Start of Available data

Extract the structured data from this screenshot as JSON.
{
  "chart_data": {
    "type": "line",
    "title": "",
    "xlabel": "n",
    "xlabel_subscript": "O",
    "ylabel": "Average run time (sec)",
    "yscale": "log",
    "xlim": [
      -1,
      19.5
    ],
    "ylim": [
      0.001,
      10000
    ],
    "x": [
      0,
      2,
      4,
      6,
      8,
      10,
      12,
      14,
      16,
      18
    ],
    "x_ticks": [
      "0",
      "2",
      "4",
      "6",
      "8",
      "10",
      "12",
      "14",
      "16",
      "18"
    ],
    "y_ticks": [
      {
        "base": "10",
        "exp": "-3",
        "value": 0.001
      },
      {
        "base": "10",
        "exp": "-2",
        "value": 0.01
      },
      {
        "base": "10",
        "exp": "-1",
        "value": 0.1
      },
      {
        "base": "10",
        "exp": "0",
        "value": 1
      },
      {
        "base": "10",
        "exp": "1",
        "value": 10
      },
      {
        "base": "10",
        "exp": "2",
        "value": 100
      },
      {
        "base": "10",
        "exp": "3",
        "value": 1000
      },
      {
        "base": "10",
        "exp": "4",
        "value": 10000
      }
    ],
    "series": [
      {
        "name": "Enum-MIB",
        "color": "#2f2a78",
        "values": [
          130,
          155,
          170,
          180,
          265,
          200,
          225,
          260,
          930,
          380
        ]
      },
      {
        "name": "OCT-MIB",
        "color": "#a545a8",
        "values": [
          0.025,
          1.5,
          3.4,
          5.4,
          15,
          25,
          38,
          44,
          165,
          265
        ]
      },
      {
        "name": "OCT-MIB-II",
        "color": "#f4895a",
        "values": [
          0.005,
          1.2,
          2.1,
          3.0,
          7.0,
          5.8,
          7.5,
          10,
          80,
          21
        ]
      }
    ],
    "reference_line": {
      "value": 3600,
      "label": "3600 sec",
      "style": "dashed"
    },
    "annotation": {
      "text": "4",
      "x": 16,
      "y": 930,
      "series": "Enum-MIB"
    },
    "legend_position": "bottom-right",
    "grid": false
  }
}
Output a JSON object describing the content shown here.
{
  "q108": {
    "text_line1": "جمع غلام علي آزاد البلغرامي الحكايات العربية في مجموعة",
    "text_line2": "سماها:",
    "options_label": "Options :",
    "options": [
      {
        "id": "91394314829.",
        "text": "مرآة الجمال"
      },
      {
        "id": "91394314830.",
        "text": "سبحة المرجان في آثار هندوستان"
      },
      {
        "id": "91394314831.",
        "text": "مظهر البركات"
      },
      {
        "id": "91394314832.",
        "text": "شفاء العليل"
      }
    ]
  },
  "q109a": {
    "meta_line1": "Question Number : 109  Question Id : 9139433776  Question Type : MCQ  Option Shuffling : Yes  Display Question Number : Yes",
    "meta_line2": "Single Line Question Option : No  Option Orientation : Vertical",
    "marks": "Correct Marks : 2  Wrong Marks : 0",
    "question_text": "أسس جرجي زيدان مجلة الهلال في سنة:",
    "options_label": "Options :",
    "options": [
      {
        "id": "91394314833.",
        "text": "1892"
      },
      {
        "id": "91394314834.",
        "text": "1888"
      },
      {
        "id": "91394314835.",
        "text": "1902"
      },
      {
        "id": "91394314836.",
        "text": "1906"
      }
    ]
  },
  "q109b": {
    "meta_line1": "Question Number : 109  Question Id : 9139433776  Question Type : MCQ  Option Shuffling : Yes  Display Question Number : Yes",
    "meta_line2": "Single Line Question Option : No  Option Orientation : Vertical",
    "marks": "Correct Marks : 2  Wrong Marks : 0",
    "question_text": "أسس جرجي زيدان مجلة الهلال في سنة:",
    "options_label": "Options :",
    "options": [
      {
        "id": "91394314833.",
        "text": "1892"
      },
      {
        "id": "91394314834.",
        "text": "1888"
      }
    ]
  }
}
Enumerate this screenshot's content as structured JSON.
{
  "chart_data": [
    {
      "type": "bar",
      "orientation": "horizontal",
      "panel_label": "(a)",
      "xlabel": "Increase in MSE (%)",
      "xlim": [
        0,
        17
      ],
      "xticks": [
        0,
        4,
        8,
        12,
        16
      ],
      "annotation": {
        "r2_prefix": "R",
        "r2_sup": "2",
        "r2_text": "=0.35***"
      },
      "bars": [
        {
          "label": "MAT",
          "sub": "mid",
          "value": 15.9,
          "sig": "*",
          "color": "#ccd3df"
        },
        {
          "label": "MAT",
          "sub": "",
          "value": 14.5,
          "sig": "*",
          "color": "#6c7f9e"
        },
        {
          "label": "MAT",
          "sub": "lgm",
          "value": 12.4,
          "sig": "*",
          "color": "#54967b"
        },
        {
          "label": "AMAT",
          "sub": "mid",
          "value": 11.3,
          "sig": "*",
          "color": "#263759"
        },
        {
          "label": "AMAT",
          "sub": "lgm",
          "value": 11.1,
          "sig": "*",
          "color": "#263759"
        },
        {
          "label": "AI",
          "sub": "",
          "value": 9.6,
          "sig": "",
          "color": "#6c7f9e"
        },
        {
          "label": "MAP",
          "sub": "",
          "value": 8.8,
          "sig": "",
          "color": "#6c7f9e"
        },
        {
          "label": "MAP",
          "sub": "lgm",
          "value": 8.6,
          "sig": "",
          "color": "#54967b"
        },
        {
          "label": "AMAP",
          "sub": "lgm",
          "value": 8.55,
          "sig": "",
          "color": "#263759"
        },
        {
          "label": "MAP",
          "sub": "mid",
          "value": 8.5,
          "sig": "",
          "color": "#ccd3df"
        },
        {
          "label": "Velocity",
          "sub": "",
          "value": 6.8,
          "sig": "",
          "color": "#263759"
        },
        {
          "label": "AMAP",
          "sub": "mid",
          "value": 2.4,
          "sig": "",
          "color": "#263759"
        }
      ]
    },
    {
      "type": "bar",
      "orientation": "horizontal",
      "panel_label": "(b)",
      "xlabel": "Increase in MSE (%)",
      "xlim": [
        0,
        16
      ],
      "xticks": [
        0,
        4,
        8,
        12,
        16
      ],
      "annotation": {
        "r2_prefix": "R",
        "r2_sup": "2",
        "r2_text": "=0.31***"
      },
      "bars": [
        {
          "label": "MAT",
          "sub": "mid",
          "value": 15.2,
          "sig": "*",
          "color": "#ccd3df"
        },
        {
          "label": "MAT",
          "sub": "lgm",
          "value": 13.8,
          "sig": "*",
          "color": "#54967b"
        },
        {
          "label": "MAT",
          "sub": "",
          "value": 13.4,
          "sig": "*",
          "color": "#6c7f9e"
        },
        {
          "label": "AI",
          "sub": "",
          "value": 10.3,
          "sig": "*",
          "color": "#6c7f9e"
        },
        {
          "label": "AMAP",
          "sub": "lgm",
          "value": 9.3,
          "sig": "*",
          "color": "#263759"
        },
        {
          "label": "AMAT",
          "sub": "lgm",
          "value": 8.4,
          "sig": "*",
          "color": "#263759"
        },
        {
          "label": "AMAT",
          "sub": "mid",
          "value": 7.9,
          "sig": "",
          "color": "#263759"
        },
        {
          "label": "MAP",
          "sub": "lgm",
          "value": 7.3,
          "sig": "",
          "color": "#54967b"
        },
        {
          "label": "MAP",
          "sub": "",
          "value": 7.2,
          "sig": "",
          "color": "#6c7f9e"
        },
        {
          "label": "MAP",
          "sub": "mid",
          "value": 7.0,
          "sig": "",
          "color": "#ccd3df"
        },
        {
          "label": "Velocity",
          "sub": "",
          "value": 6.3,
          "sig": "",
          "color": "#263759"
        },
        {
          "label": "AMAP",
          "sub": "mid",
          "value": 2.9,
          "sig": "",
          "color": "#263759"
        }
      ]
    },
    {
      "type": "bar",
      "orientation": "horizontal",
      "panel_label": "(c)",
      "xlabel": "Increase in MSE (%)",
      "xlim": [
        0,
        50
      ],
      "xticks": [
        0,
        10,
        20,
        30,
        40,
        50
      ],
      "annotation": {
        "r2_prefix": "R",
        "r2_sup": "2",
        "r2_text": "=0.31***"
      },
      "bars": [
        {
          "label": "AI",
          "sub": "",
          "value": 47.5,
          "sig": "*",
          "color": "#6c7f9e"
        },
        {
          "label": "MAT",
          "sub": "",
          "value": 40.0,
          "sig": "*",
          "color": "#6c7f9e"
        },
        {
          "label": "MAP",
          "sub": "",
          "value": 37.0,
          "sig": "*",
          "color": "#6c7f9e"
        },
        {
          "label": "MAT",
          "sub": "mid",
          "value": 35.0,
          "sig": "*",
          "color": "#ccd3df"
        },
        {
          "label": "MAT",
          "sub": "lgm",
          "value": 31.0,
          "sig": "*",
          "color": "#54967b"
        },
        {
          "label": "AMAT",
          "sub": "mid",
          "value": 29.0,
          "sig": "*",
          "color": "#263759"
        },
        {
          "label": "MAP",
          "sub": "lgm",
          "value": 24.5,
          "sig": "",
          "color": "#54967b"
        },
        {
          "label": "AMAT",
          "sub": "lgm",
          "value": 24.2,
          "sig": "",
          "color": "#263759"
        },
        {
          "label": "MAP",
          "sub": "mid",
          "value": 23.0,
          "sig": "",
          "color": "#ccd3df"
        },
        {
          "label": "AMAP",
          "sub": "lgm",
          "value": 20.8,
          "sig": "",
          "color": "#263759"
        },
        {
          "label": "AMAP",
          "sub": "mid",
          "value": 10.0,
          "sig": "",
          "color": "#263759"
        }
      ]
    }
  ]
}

End of Available data

[Aim] Gather all lines with the string "JSON" from the data.

[Exercise response]
Extract the structured data from this screenshot as JSON.
Output a JSON object describing the content shown here.
Enumerate this screenshot's content as structured JSON.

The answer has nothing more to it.